Passe para o inglês a seguinte frase do trecho da página: "Se o pouco que está ao nosso alcance não for exercido, um estudo como este corre o risco de se tornar um exercício de autoflagelação".
***** Trecho da página
Trata-se de um retrato pessimista dos efeitos de um consumo desproporcionado de recursos.

Um dos aspectos mais marcantes é a ausência de alternativas. Podemos ter pouca margem de manobra nesta catástrofe de que somos vítimas e participantes, mas tanto quanto nenhuma, também não é o caso. Por exemplo, quando o autor se concentra nos atores relevantes do esquema dominante (Google, Amazon, Facebook, Microsoft ou Apple) em nenhum momento é dito que se pode renunciar usar o Google, que se pode optar por nunca comprar na Amazon ou por não ter uma conta no Facebook, ou por usar o Linux em vez do Windows. Se o pouco que está ao nosso alcance não for exercido, um estudo como este corre o risco de se tornar um exercício de autoflagelação. Nesse sentido, levanta problemas mas nem sequer sugere tentativas de solução. E quando pergunta: “Será que as tecnologias digitais podem realmente substituir outras tecnologias com mais impacto?” a resposta é simples: não. Mas esta conclusão pode ser alcançada através de outros títulos desenvolvidos com maior solvência, como O Mundo Sem Fim, onde fala um especialista como J. M. Jancovici, um defensor da energia nuclear com quem nem sequer precisamos de concordar para podermos ler nas entrelinhas.

BD pegada dixital
Vinheta da banda desenhada.
**********
***** Lista de linhas
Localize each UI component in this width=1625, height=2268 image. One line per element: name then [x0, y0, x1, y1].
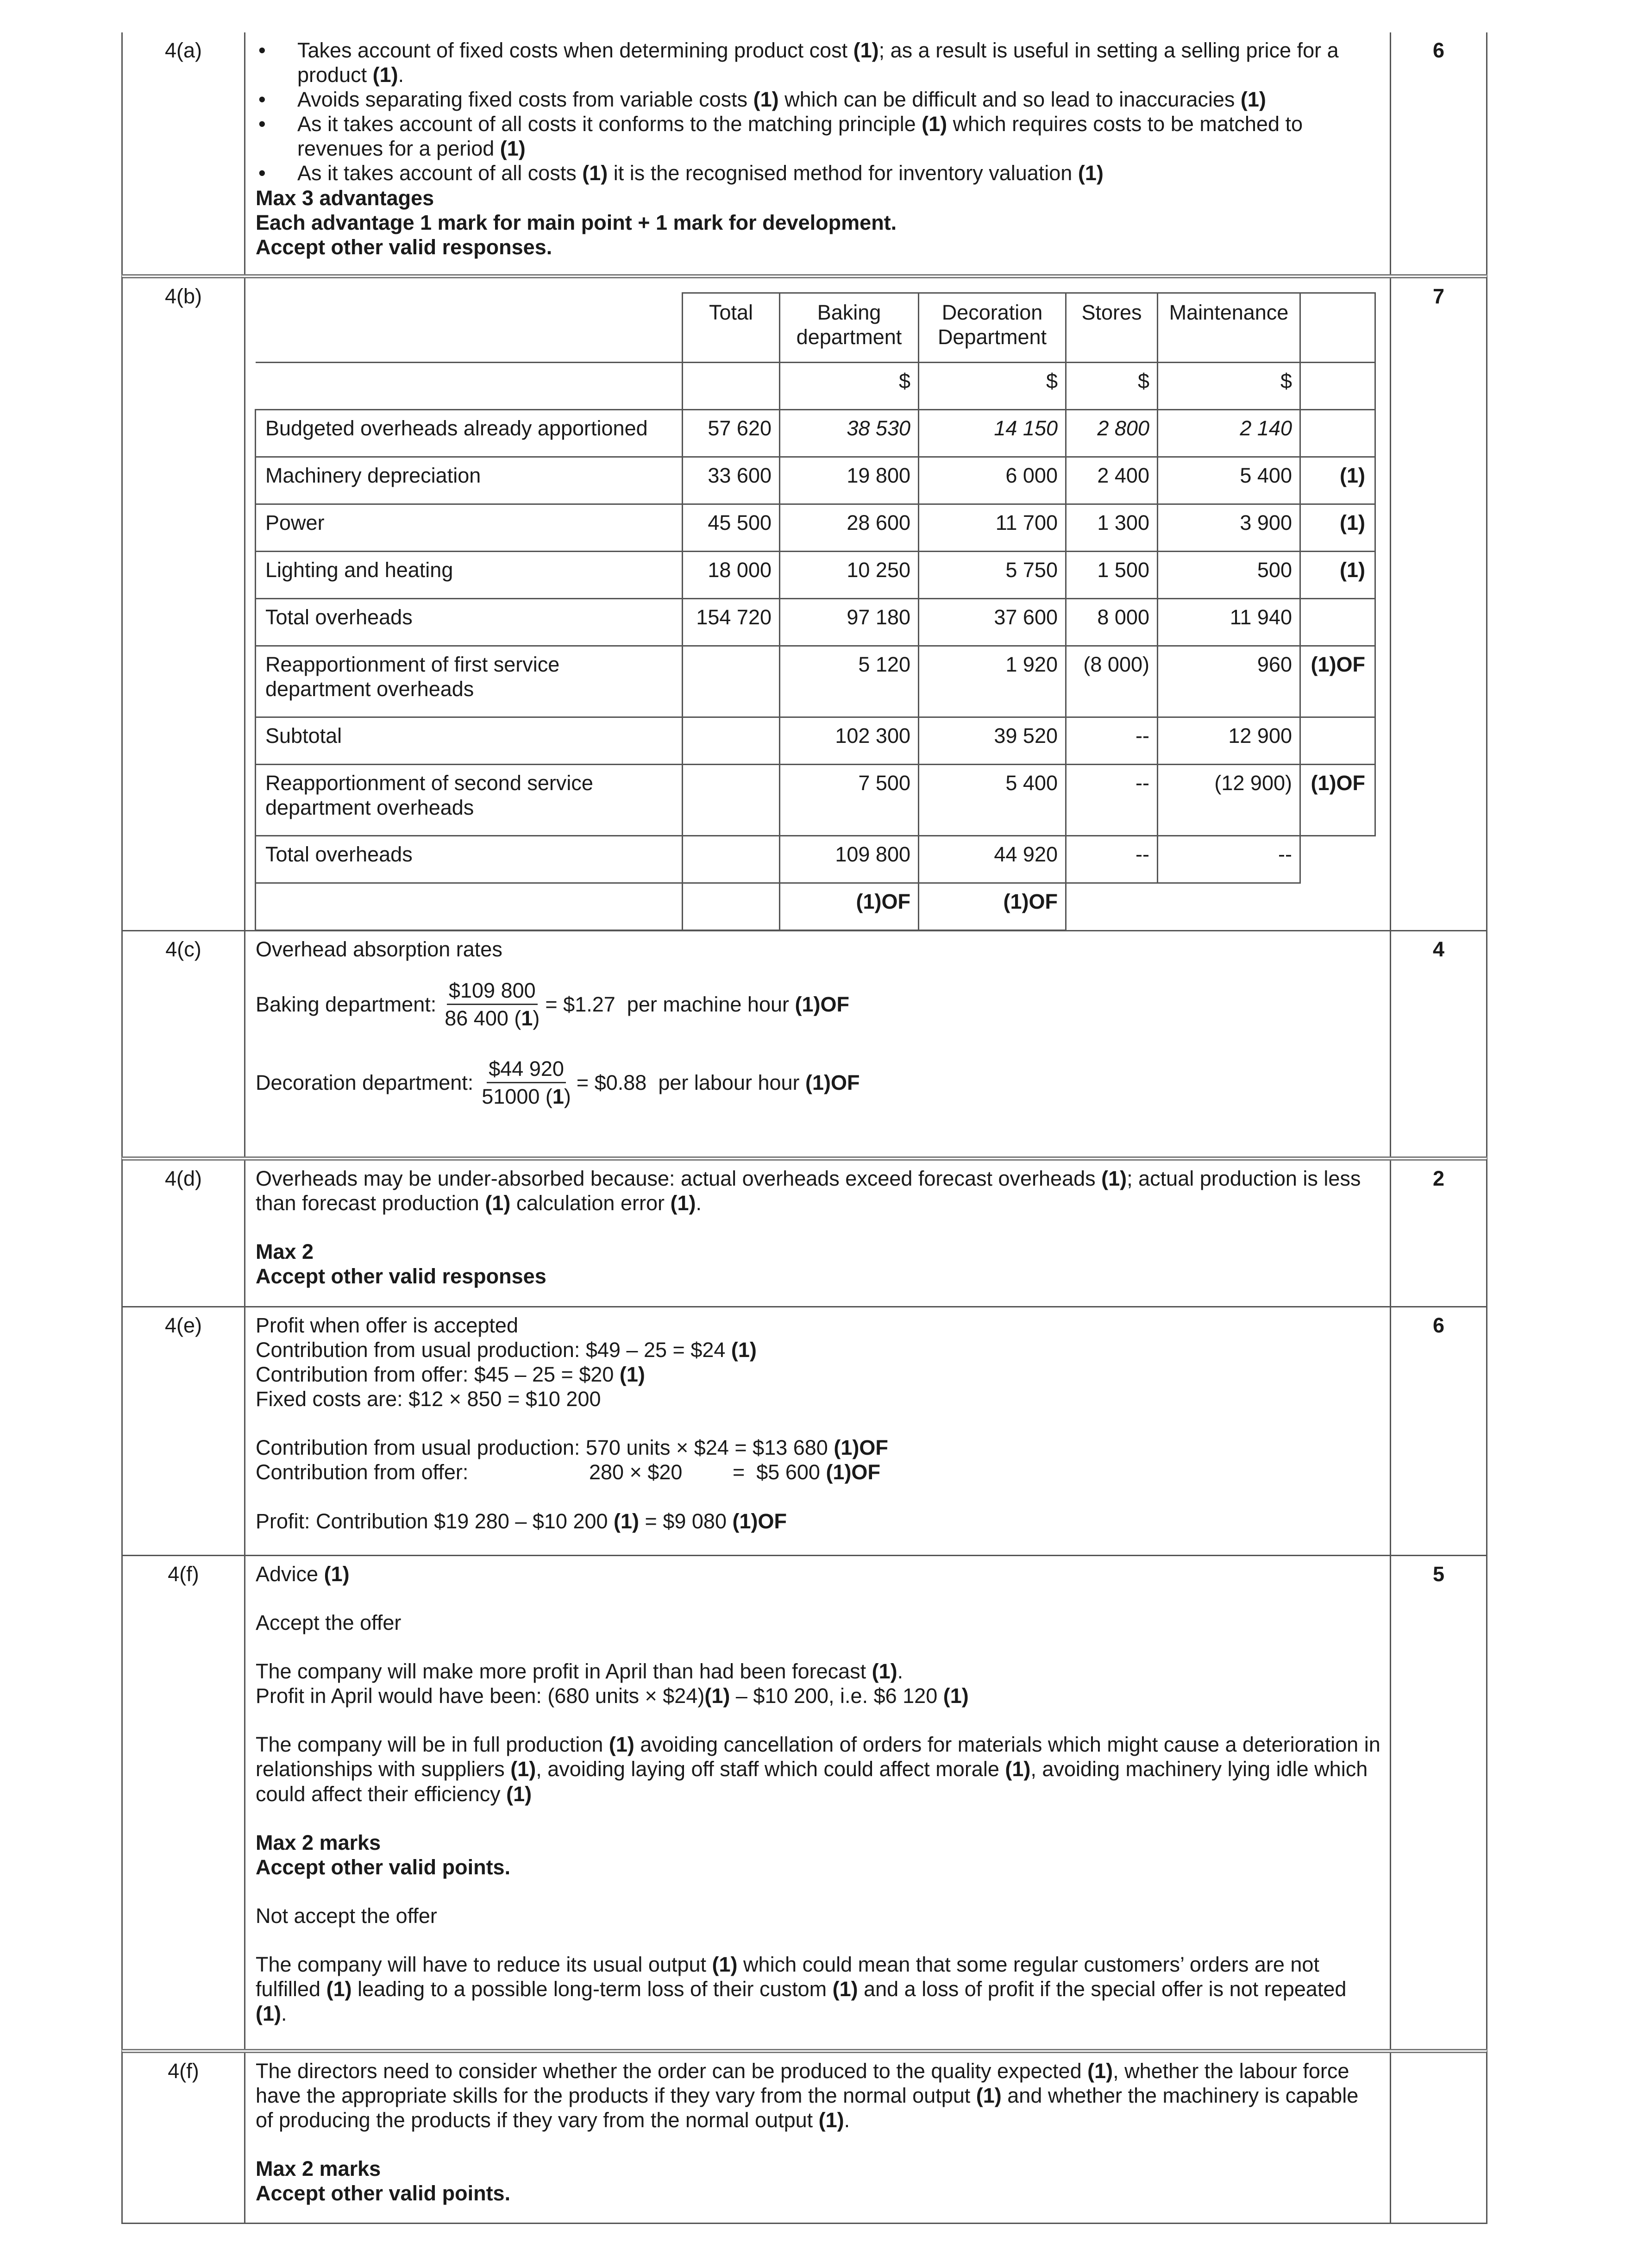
answer-text: The directors need to consider whether the order can be produced to the quality expected (1), whether the labour force have the appropriate skills for the products if they vary from the normal output (1) and whether the machinery is capable of producing the products if they vary from the normal output (1).	[256, 2059, 1359, 2132]
answer-cell	[245, 1556, 1391, 2049]
marks-value: 6	[1432, 1313, 1445, 1337]
denominator: 51000 (1)	[482, 1085, 571, 1109]
table-cell: 1 500	[1066, 552, 1158, 599]
table-cell: --	[1066, 836, 1158, 883]
column-header: Decoration Department	[919, 293, 1066, 363]
formula-label: Baking department:	[256, 993, 437, 1017]
question-label: 4(b)	[123, 278, 245, 930]
bullet-item: • Takes account of fixed costs when determining product cost (1); as a result is useful in setting a selling price for a product (1).	[256, 38, 1380, 87]
row-label: Power	[256, 504, 683, 552]
table-cell: 500	[1158, 552, 1300, 599]
table-cell: 8 000	[1066, 599, 1158, 646]
marks-value	[1391, 2053, 1486, 2223]
table-cell: 44 920	[919, 836, 1066, 883]
table-cell: 154 720	[683, 599, 780, 646]
table-cell: 39 520	[919, 717, 1066, 765]
answer-line: Contribution from offer: $45 – 25 = $20 (1)	[256, 1363, 645, 1387]
fraction	[480, 1056, 573, 1109]
table-cell: 11 940	[1158, 599, 1300, 646]
answer-cell	[245, 2053, 1391, 2223]
question-label: 4(f)	[123, 2053, 245, 2223]
answer-line: Profit: Contribution $19 280 – $10 200 (1) = $9 080 (1)OF	[256, 1509, 787, 1533]
column-header: Total	[683, 293, 780, 363]
table-cell: 7 500	[780, 765, 919, 836]
marks-value: 6	[1432, 38, 1445, 62]
answer-line: Advice (1)	[256, 1562, 350, 1586]
row-mark	[1300, 410, 1375, 457]
answer-line: Profit in April would have been: (680 units × $24)(1) – $10 200, i.e. $6 120 (1)	[256, 1684, 969, 1708]
table-cell: 97 180	[780, 599, 919, 646]
bullet-item: • As it takes account of all costs (1) it is the recognised method for inventory valuation (1)	[256, 161, 1380, 185]
table-cell: 28 600	[780, 504, 919, 552]
question-label: 4(e)	[123, 1307, 245, 1555]
row-mark	[1300, 599, 1375, 646]
marks-value: 2	[1432, 1167, 1445, 1190]
baking-rate-formula	[256, 978, 1380, 1030]
table-cell: 5 400	[1158, 457, 1300, 504]
question-row-4c	[121, 930, 1487, 1156]
mark: (1)OF	[795, 993, 849, 1017]
row-label: Total overheads	[256, 836, 683, 883]
numerator: $109 800	[447, 978, 538, 1005]
table-cell: 2 140	[1158, 410, 1300, 457]
table-cell: 45 500	[683, 504, 780, 552]
formula-label: Decoration department:	[256, 1071, 474, 1095]
row-label: Subtotal	[256, 717, 683, 765]
marks-value: 4	[1432, 937, 1445, 961]
bullet-item: • As it takes account of all costs it conforms to the matching principle (1) which requires costs to be matched to revenues for a period (1)	[256, 112, 1380, 161]
table-cell: --	[1066, 717, 1158, 765]
row-mark: (1)OF	[1300, 765, 1375, 836]
bullet-item: • Avoids separating fixed costs from variable costs (1) which can be difficult and so lead to inaccuracies (1)	[256, 87, 1380, 112]
currency-label: $	[1066, 363, 1158, 410]
table-cell: 109 800	[780, 836, 919, 883]
table-cell: 5 120	[780, 646, 919, 717]
table-row	[256, 504, 1375, 552]
marks-value: 7	[1432, 284, 1445, 308]
row-mark: (1)	[1300, 504, 1375, 552]
row-label: Machinery depreciation	[256, 457, 683, 504]
table-cell: 57 620	[683, 410, 780, 457]
section-heading: Accept the offer	[256, 1611, 402, 1635]
overhead-apportionment-table	[255, 292, 1376, 931]
row-label: Lighting and heating	[256, 552, 683, 599]
marking-note: Max 2 marks	[256, 1830, 381, 1854]
table-cell	[683, 836, 780, 883]
table-cell: 5 750	[919, 552, 1066, 599]
row-mark: (1)OF	[1300, 646, 1375, 717]
question-label: 4(c)	[123, 931, 245, 1156]
answer-cell	[245, 278, 1391, 930]
marking-note: Max 2	[256, 1240, 314, 1264]
currency-label: $	[919, 363, 1066, 410]
table-cell: 37 600	[919, 599, 1066, 646]
table-row	[256, 646, 1375, 717]
table-row	[256, 717, 1375, 765]
question-row-4f	[121, 1555, 1487, 2049]
table-cell: --	[1158, 836, 1300, 883]
question-label: 4(f)	[123, 1556, 245, 2049]
answer-text: Overheads may be under-absorbed because: actual overheads exceed forecast overheads (1); actual production is less than forecast production (1) calculation error (1).	[256, 1167, 1361, 1215]
table-cell: 102 300	[780, 717, 919, 765]
question-label: 4(a)	[123, 32, 245, 274]
answer-line: Contribution from usual production: 570 units × $24 = $13 680 (1)OF	[256, 1436, 888, 1460]
mark: (1)OF	[805, 1071, 860, 1095]
table-cell: 3 900	[1158, 504, 1300, 552]
marking-note: Accept other valid responses	[256, 1264, 546, 1288]
table-cell: 33 600	[683, 457, 780, 504]
question-label: 4(d)	[123, 1161, 245, 1306]
row-mark: (1)	[1300, 457, 1375, 504]
table-cell: 1 300	[1066, 504, 1158, 552]
answer-line: Contribution from offer: 280 × $20 = $5 600 (1)OF	[256, 1460, 880, 1484]
formula-result: = $1.27 per machine hour	[545, 993, 795, 1017]
table-row	[256, 410, 1375, 457]
answer-line: Fixed costs are: $12 × 850 = $10 200	[256, 1387, 601, 1411]
column-header: Maintenance	[1158, 293, 1300, 363]
mark-scheme-page	[121, 32, 1487, 2224]
table-cell	[683, 717, 780, 765]
section-heading: Overhead absorption rates	[256, 937, 502, 961]
advantages-list	[256, 38, 1380, 186]
answer-cell	[245, 1161, 1391, 1306]
answer-cell	[245, 32, 1391, 274]
column-mark: (1)OF	[780, 883, 919, 930]
answer-line: Profit when offer is accepted	[256, 1313, 518, 1337]
table-cell: 38 530	[780, 410, 919, 457]
table-cell: (12 900)	[1158, 765, 1300, 836]
table-cell: 10 250	[780, 552, 919, 599]
table-cell: 2 800	[1066, 410, 1158, 457]
marking-note: Max 2 marks	[256, 2157, 381, 2181]
marking-note: Accept other valid points.	[256, 2181, 511, 2205]
table-row	[256, 765, 1375, 836]
table-cell: 14 150	[919, 410, 1066, 457]
table-cell: 6 000	[919, 457, 1066, 504]
row-mark: (1)	[1300, 552, 1375, 599]
table-row	[256, 599, 1375, 646]
numerator: $44 920	[487, 1056, 566, 1083]
table-row	[256, 457, 1375, 504]
fraction	[443, 978, 541, 1030]
answer-cell	[245, 931, 1391, 1156]
table-cell	[683, 646, 780, 717]
table-row	[256, 883, 1375, 930]
table-cell: 11 700	[919, 504, 1066, 552]
table-cell: 5 400	[919, 765, 1066, 836]
marks-value: 5	[1432, 1562, 1445, 1586]
table-cell: 18 000	[683, 552, 780, 599]
answer-line: Contribution from usual production: $49 – 25 = $24 (1)	[256, 1338, 757, 1362]
column-header: Stores	[1066, 293, 1158, 363]
table-cell: (8 000)	[1066, 646, 1158, 717]
row-label: Budgeted overheads already apportioned	[256, 410, 683, 457]
section-heading: Not accept the offer	[256, 1904, 437, 1928]
row-mark	[1300, 717, 1375, 765]
answer-text: The company will have to reduce its usual output (1) which could mean that some regular customers’ orders are not fulfilled (1) leading to a possible long-term loss of their custom (1) and a loss of profit if the special offer is not repeated (1).	[256, 1952, 1347, 2026]
question-row-4e	[121, 1306, 1487, 1555]
table-cell: 1 920	[919, 646, 1066, 717]
marking-note: Accept other valid points.	[256, 1855, 511, 1879]
question-row-4f-continued	[121, 2049, 1487, 2224]
question-row-4d	[121, 1156, 1487, 1306]
marking-note: Max 3 advantages	[256, 186, 434, 210]
table-cell	[683, 765, 780, 836]
table-cell: 12 900	[1158, 717, 1300, 765]
table-row	[256, 836, 1375, 883]
row-label: Reapportionment of first service department overheads	[256, 646, 683, 717]
decoration-rate-formula	[256, 1056, 1380, 1109]
column-mark: (1)OF	[919, 883, 1066, 930]
column-header: Baking department	[780, 293, 919, 363]
answer-line: The company will make more profit in April than had been forecast (1).	[256, 1659, 903, 1684]
currency-label: $	[780, 363, 919, 410]
formula-result: = $0.88 per labour hour	[576, 1071, 806, 1095]
marking-note: Accept other valid responses.	[256, 235, 552, 259]
answer-text: The company will be in full production (1) avoiding cancellation of orders for materials which might cause a deterioration in relationships with suppliers (1), avoiding laying off staff which could affect morale (1), avoiding machinery lying idle which could affect their efficiency (1)	[256, 1733, 1380, 1806]
denominator: 86 400 (1)	[445, 1006, 540, 1030]
question-row-4b	[121, 274, 1487, 930]
row-label: Total overheads	[256, 599, 683, 646]
currency-label: $	[1158, 363, 1300, 410]
row-label: Reapportionment of second service department overheads	[256, 765, 683, 836]
table-row	[256, 552, 1375, 599]
question-row-4a	[121, 32, 1487, 274]
table-cell: 19 800	[780, 457, 919, 504]
table-cell: 960	[1158, 646, 1300, 717]
table-cell: --	[1066, 765, 1158, 836]
table-cell: 2 400	[1066, 457, 1158, 504]
marking-note: Each advantage 1 mark for main point + 1 mark for development.	[256, 210, 897, 234]
answer-cell	[245, 1307, 1391, 1555]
**********
Resposta completa: If the little that is within our reach is not exercised, a study like this one runs the risk of becoming an exercise in self-flagellation.